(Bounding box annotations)
--- BEGIN ---

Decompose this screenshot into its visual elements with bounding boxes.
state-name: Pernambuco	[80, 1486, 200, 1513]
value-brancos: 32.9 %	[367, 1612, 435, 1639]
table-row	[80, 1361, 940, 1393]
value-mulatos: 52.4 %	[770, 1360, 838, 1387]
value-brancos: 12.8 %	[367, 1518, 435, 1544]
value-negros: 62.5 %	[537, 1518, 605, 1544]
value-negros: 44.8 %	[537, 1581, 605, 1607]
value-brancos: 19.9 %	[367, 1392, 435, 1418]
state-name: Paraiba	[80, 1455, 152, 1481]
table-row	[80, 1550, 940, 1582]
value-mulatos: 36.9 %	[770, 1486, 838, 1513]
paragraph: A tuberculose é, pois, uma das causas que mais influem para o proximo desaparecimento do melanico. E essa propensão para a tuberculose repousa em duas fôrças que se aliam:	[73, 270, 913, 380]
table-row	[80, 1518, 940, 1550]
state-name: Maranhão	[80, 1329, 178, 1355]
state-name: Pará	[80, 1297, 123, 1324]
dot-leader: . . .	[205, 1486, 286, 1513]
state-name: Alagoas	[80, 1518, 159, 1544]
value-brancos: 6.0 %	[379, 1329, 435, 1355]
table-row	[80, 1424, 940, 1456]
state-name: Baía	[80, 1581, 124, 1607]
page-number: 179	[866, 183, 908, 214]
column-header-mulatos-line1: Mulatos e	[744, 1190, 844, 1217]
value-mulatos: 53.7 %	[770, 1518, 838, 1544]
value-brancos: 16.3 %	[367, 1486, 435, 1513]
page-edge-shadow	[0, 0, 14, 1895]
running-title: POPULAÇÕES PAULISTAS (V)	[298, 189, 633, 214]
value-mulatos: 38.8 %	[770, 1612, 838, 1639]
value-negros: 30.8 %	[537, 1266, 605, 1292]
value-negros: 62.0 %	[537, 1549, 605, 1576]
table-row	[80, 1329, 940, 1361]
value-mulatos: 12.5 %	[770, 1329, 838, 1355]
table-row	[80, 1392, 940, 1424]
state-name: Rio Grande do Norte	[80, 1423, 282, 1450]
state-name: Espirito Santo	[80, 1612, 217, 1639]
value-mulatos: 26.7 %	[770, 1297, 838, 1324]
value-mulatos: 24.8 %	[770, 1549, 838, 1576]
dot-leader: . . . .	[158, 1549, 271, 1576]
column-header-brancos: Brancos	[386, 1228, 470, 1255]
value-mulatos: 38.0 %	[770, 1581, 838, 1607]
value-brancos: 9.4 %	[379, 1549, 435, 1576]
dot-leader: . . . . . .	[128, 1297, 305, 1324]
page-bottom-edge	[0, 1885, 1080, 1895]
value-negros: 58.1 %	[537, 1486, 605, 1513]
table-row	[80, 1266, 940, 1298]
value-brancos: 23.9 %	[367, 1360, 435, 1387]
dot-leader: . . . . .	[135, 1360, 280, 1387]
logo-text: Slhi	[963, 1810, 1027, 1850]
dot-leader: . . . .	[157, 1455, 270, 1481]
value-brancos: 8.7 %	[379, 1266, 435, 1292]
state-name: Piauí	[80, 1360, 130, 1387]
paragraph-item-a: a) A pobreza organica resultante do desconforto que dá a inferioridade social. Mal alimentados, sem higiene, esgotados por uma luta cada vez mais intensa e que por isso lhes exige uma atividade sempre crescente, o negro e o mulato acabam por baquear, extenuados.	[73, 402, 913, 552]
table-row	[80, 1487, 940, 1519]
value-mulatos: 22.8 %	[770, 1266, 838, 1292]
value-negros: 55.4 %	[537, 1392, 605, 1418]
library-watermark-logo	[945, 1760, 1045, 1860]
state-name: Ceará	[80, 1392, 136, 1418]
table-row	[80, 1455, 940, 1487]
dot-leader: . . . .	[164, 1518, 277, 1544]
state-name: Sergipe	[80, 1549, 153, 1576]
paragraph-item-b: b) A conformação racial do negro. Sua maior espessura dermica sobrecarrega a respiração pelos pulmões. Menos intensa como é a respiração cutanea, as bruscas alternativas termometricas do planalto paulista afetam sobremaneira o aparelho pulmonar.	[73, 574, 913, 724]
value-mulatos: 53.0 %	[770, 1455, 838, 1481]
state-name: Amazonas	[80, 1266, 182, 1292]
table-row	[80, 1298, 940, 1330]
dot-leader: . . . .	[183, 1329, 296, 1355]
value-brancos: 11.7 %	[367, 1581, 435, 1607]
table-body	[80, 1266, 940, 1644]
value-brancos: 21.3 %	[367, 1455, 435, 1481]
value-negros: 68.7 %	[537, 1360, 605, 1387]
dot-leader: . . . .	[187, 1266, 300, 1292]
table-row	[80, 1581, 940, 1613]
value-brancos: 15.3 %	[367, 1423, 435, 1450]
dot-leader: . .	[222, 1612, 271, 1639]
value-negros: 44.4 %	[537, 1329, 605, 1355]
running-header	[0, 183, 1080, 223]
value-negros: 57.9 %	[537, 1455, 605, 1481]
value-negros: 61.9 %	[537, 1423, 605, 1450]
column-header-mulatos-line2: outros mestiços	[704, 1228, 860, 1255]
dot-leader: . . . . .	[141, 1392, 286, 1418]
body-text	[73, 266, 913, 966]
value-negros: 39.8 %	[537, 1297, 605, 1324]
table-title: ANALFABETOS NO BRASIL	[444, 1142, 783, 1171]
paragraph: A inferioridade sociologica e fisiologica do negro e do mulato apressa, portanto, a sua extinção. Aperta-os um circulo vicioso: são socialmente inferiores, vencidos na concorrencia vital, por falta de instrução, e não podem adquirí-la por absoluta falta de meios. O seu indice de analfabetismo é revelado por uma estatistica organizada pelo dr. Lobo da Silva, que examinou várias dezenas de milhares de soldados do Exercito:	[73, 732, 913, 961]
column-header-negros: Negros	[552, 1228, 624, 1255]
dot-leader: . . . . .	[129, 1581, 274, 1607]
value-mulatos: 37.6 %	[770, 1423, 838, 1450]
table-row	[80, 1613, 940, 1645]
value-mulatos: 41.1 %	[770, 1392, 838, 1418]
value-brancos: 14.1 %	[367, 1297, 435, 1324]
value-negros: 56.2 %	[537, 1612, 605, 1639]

--- END ---

### Aim
Copy every line of the records above, reproducing each one without any change.

### Problem solution
Decompose this screenshot into its visual elements with bounding boxes.
state-name: Pernambuco	[80, 1486, 200, 1513]
value-brancos: 32.9 %	[367, 1612, 435, 1639]
table-row	[80, 1361, 940, 1393]
value-mulatos: 52.4 %	[770, 1360, 838, 1387]
value-brancos: 12.8 %	[367, 1518, 435, 1544]
value-negros: 62.5 %	[537, 1518, 605, 1544]
value-negros: 44.8 %	[537, 1581, 605, 1607]
value-brancos: 19.9 %	[367, 1392, 435, 1418]
state-name: Paraiba	[80, 1455, 152, 1481]
table-row	[80, 1550, 940, 1582]
value-mulatos: 36.9 %	[770, 1486, 838, 1513]
paragraph: A tuberculose é, pois, uma das causas que mais influem para o proximo desaparecimento do melanico. E essa propensão para a tuberculose repousa em duas fôrças que se aliam:	[73, 270, 913, 380]
table-row	[80, 1518, 940, 1550]
state-name: Maranhão	[80, 1329, 178, 1355]
state-name: Pará	[80, 1297, 123, 1324]
dot-leader: . . .	[205, 1486, 286, 1513]
state-name: Alagoas	[80, 1518, 159, 1544]
value-brancos: 6.0 %	[379, 1329, 435, 1355]
table-row	[80, 1424, 940, 1456]
state-name: Baía	[80, 1581, 124, 1607]
page-number: 179	[866, 183, 908, 214]
column-header-mulatos-line1: Mulatos e	[744, 1190, 844, 1217]
value-mulatos: 53.7 %	[770, 1518, 838, 1544]
value-brancos: 16.3 %	[367, 1486, 435, 1513]
page-edge-shadow	[0, 0, 14, 1895]
running-title: POPULAÇÕES PAULISTAS (V)	[298, 189, 633, 214]
value-mulatos: 38.8 %	[770, 1612, 838, 1639]
value-negros: 30.8 %	[537, 1266, 605, 1292]
value-negros: 62.0 %	[537, 1549, 605, 1576]
table-row	[80, 1329, 940, 1361]
value-mulatos: 12.5 %	[770, 1329, 838, 1355]
table-row	[80, 1392, 940, 1424]
state-name: Rio Grande do Norte	[80, 1423, 282, 1450]
state-name: Espirito Santo	[80, 1612, 217, 1639]
value-mulatos: 26.7 %	[770, 1297, 838, 1324]
value-mulatos: 24.8 %	[770, 1549, 838, 1576]
dot-leader: . . . .	[158, 1549, 271, 1576]
column-header-brancos: Brancos	[386, 1228, 470, 1255]
value-mulatos: 38.0 %	[770, 1581, 838, 1607]
value-brancos: 9.4 %	[379, 1549, 435, 1576]
dot-leader: . . . . . .	[128, 1297, 305, 1324]
page-bottom-edge	[0, 1885, 1080, 1895]
value-negros: 58.1 %	[537, 1486, 605, 1513]
table-row	[80, 1266, 940, 1298]
value-brancos: 23.9 %	[367, 1360, 435, 1387]
dot-leader: . . . . .	[135, 1360, 280, 1387]
logo-text: Slhi	[963, 1810, 1027, 1850]
dot-leader: . . . .	[157, 1455, 270, 1481]
value-brancos: 8.7 %	[379, 1266, 435, 1292]
state-name: Piauí	[80, 1360, 130, 1387]
paragraph-item-a: a) A pobreza organica resultante do desconforto que dá a inferioridade social. Mal alimentados, sem higiene, esgotados por uma luta cada vez mais intensa e que por isso lhes exige uma atividade sempre crescente, o negro e o mulato acabam por baquear, extenuados.	[73, 402, 913, 552]
table-row	[80, 1487, 940, 1519]
value-mulatos: 22.8 %	[770, 1266, 838, 1292]
value-negros: 55.4 %	[537, 1392, 605, 1418]
library-watermark-logo	[945, 1760, 1045, 1860]
state-name: Ceará	[80, 1392, 136, 1418]
table-row	[80, 1455, 940, 1487]
dot-leader: . . . .	[164, 1518, 277, 1544]
state-name: Sergipe	[80, 1549, 153, 1576]
paragraph-item-b: b) A conformação racial do negro. Sua maior espessura dermica sobrecarrega a respiração pelos pulmões. Menos intensa como é a respiração cutanea, as bruscas alternativas termometricas do planalto paulista afetam sobremaneira o aparelho pulmonar.	[73, 574, 913, 724]
value-mulatos: 53.0 %	[770, 1455, 838, 1481]
state-name: Amazonas	[80, 1266, 182, 1292]
table-row	[80, 1298, 940, 1330]
dot-leader: . . . .	[183, 1329, 296, 1355]
value-brancos: 11.7 %	[367, 1581, 435, 1607]
table-body	[80, 1266, 940, 1644]
value-brancos: 21.3 %	[367, 1455, 435, 1481]
value-negros: 68.7 %	[537, 1360, 605, 1387]
dot-leader: . . . .	[187, 1266, 300, 1292]
table-row	[80, 1581, 940, 1613]
value-brancos: 15.3 %	[367, 1423, 435, 1450]
dot-leader: . .	[222, 1612, 271, 1639]
value-negros: 44.4 %	[537, 1329, 605, 1355]
running-header	[0, 183, 1080, 223]
value-negros: 57.9 %	[537, 1455, 605, 1481]
value-negros: 61.9 %	[537, 1423, 605, 1450]
column-header-mulatos-line2: outros mestiços	[704, 1228, 860, 1255]
dot-leader: . . . . .	[141, 1392, 286, 1418]
body-text	[73, 266, 913, 966]
value-negros: 39.8 %	[537, 1297, 605, 1324]
table-title: ANALFABETOS NO BRASIL	[444, 1142, 783, 1171]
paragraph: A inferioridade sociologica e fisiologica do negro e do mulato apressa, portanto, a sua extinção. Aperta-os um circulo vicioso: são socialmente inferiores, vencidos na concorrencia vital, por falta de instrução, e não podem adquirí-la por absoluta falta de meios. O seu indice de analfabetismo é revelado por uma estatistica organizada pelo dr. Lobo da Silva, que examinou várias dezenas de milhares de soldados do Exercito:	[73, 732, 913, 961]
column-header-negros: Negros	[552, 1228, 624, 1255]
dot-leader: . . . . .	[129, 1581, 274, 1607]
value-mulatos: 37.6 %	[770, 1423, 838, 1450]
table-row	[80, 1613, 940, 1645]
value-mulatos: 41.1 %	[770, 1392, 838, 1418]
value-brancos: 14.1 %	[367, 1297, 435, 1324]
value-negros: 56.2 %	[537, 1612, 605, 1639]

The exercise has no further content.